• Exercise description: Repeat the full listing, word for word.

• Material shown:
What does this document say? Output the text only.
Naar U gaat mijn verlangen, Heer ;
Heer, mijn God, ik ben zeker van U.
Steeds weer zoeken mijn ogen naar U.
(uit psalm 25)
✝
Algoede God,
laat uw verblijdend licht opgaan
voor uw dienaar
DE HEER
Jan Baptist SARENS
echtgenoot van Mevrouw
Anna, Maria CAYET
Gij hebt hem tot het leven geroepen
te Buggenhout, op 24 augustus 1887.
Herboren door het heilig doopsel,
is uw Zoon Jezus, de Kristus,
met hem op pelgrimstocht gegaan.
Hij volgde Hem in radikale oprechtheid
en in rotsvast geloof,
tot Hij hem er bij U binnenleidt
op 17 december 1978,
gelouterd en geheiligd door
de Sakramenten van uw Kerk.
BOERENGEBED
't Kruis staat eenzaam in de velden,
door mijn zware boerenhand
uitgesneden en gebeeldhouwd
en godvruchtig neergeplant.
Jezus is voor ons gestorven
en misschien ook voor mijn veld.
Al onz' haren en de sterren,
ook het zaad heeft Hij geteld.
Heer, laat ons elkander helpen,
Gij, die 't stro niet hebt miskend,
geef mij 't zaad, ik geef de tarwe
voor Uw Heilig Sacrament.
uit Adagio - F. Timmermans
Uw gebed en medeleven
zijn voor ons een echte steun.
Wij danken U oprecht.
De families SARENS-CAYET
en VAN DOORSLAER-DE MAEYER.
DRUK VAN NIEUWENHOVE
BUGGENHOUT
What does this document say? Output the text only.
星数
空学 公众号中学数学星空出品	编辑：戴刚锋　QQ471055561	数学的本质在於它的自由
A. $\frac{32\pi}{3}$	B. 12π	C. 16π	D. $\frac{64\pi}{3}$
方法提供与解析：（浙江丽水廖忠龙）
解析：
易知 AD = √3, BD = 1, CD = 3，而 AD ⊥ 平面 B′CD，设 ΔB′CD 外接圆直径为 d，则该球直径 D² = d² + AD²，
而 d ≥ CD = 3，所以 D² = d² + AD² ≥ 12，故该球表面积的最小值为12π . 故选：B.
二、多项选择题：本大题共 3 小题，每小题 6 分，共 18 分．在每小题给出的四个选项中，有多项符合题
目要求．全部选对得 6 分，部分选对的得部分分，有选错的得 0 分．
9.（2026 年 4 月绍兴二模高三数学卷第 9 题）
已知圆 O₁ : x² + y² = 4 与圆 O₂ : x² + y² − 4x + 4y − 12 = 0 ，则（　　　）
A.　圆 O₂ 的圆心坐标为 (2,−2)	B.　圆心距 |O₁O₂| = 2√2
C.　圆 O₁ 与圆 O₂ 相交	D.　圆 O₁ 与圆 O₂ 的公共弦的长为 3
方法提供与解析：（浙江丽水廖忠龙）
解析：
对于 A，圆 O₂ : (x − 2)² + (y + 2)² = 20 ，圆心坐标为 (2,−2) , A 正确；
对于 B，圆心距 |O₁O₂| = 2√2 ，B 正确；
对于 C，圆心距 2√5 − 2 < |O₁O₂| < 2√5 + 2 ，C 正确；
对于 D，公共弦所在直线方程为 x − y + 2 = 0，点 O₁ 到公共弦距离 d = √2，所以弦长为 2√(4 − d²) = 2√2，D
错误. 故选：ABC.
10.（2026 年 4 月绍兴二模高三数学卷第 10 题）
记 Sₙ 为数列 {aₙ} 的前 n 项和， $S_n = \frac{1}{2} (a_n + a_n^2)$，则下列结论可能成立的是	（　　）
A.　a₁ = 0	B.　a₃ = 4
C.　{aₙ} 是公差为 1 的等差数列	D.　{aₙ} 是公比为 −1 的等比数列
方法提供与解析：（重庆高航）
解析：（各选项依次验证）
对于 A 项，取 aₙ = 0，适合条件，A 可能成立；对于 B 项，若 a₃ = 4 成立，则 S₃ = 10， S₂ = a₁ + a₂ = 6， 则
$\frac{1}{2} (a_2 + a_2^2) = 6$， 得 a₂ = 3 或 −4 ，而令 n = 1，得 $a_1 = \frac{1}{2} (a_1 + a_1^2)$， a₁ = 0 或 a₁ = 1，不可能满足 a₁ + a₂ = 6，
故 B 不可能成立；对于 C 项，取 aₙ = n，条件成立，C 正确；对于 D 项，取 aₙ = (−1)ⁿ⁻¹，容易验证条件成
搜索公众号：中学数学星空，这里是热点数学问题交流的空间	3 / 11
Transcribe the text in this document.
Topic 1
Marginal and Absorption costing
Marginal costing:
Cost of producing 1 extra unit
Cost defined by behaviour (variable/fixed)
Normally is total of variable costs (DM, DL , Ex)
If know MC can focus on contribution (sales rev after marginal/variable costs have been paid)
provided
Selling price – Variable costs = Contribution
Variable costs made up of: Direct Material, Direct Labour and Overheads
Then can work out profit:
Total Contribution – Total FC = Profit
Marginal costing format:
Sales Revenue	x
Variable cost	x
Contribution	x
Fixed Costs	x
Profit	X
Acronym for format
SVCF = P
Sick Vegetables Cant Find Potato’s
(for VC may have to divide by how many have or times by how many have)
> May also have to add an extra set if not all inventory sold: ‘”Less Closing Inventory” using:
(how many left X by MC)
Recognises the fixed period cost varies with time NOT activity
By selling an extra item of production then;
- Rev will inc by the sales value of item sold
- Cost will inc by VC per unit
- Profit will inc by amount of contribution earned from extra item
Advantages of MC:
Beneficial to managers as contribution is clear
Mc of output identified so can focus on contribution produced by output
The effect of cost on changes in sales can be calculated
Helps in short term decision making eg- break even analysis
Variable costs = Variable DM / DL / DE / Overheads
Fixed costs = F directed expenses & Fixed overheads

• Task result:
What does this document say? Output the text only.
Naar U gaat mijn verlangen, Heer ;
Heer, mijn God, ik ben zeker van U.
Steeds weer zoeken mijn ogen naar U.
(uit psalm 25)
✝
Algoede God,
laat uw verblijdend licht opgaan
voor uw dienaar
DE HEER
Jan Baptist SARENS
echtgenoot van Mevrouw
Anna, Maria CAYET
Gij hebt hem tot het leven geroepen
te Buggenhout, op 24 augustus 1887.
Herboren door het heilig doopsel,
is uw Zoon Jezus, de Kristus,
met hem op pelgrimstocht gegaan.
Hij volgde Hem in radikale oprechtheid
en in rotsvast geloof,
tot Hij hem er bij U binnenleidt
op 17 december 1978,
gelouterd en geheiligd door
de Sakramenten van uw Kerk.
BOERENGEBED
't Kruis staat eenzaam in de velden,
door mijn zware boerenhand
uitgesneden en gebeeldhouwd
en godvruchtig neergeplant.
Jezus is voor ons gestorven
en misschien ook voor mijn veld.
Al onz' haren en de sterren,
ook het zaad heeft Hij geteld.
Heer, laat ons elkander helpen,
Gij, die 't stro niet hebt miskend,
geef mij 't zaad, ik geef de tarwe
voor Uw Heilig Sacrament.
uit Adagio - F. Timmermans
Uw gebed en medeleven
zijn voor ons een echte steun.
Wij danken U oprecht.
De families SARENS-CAYET
en VAN DOORSLAER-DE MAEYER.
DRUK VAN NIEUWENHOVE
BUGGENHOUT
What does this document say? Output the text only.
星数
空学 公众号中学数学星空出品	编辑：戴刚锋　QQ471055561	数学的本质在於它的自由
A. $\frac{32\pi}{3}$	B. 12π	C. 16π	D. $\frac{64\pi}{3}$
方法提供与解析：（浙江丽水廖忠龙）
解析：
易知 AD = √3, BD = 1, CD = 3，而 AD ⊥ 平面 B′CD，设 ΔB′CD 外接圆直径为 d，则该球直径 D² = d² + AD²，
而 d ≥ CD = 3，所以 D² = d² + AD² ≥ 12，故该球表面积的最小值为12π . 故选：B.
二、多项选择题：本大题共 3 小题，每小题 6 分，共 18 分．在每小题给出的四个选项中，有多项符合题
目要求．全部选对得 6 分，部分选对的得部分分，有选错的得 0 分．
9.（2026 年 4 月绍兴二模高三数学卷第 9 题）
已知圆 O₁ : x² + y² = 4 与圆 O₂ : x² + y² − 4x + 4y − 12 = 0 ，则（　　　）
A.　圆 O₂ 的圆心坐标为 (2,−2)	B.　圆心距 |O₁O₂| = 2√2
C.　圆 O₁ 与圆 O₂ 相交	D.　圆 O₁ 与圆 O₂ 的公共弦的长为 3
方法提供与解析：（浙江丽水廖忠龙）
解析：
对于 A，圆 O₂ : (x − 2)² + (y + 2)² = 20 ，圆心坐标为 (2,−2) , A 正确；
对于 B，圆心距 |O₁O₂| = 2√2 ，B 正确；
对于 C，圆心距 2√5 − 2 < |O₁O₂| < 2√5 + 2 ，C 正确；
对于 D，公共弦所在直线方程为 x − y + 2 = 0，点 O₁ 到公共弦距离 d = √2，所以弦长为 2√(4 − d²) = 2√2，D
错误. 故选：ABC.
10.（2026 年 4 月绍兴二模高三数学卷第 10 题）
记 Sₙ 为数列 {aₙ} 的前 n 项和， $S_n = \frac{1}{2} (a_n + a_n^2)$，则下列结论可能成立的是	（　　）
A.　a₁ = 0	B.　a₃ = 4
C.　{aₙ} 是公差为 1 的等差数列	D.　{aₙ} 是公比为 −1 的等比数列
方法提供与解析：（重庆高航）
解析：（各选项依次验证）
对于 A 项，取 aₙ = 0，适合条件，A 可能成立；对于 B 项，若 a₃ = 4 成立，则 S₃ = 10， S₂ = a₁ + a₂ = 6， 则
$\frac{1}{2} (a_2 + a_2^2) = 6$， 得 a₂ = 3 或 −4 ，而令 n = 1，得 $a_1 = \frac{1}{2} (a_1 + a_1^2)$， a₁ = 0 或 a₁ = 1，不可能满足 a₁ + a₂ = 6，
故 B 不可能成立；对于 C 项，取 aₙ = n，条件成立，C 正确；对于 D 项，取 aₙ = (−1)ⁿ⁻¹，容易验证条件成
搜索公众号：中学数学星空，这里是热点数学问题交流的空间	3 / 11
Transcribe the text in this document.
Topic 1
Marginal and Absorption costing
Marginal costing:
Cost of producing 1 extra unit
Cost defined by behaviour (variable/fixed)
Normally is total of variable costs (DM, DL , Ex)
If know MC can focus on contribution (sales rev after marginal/variable costs have been paid)
provided
Selling price – Variable costs = Contribution
Variable costs made up of: Direct Material, Direct Labour and Overheads
Then can work out profit:
Total Contribution – Total FC = Profit
Marginal costing format:
Sales Revenue	x
Variable cost	x
Contribution	x
Fixed Costs	x
Profit	X
Acronym for format
SVCF = P
Sick Vegetables Cant Find Potato’s
(for VC may have to divide by how many have or times by how many have)
> May also have to add an extra set if not all inventory sold: ‘”Less Closing Inventory” using:
(how many left X by MC)
Recognises the fixed period cost varies with time NOT activity
By selling an extra item of production then;
- Rev will inc by the sales value of item sold
- Cost will inc by VC per unit
- Profit will inc by amount of contribution earned from extra item
Advantages of MC:
Beneficial to managers as contribution is clear
Mc of output identified so can focus on contribution produced by output
The effect of cost on changes in sales can be calculated
Helps in short term decision making eg- break even analysis
Variable costs = Variable DM / DL / DE / Overheads
Fixed costs = F directed expenses & Fixed overheads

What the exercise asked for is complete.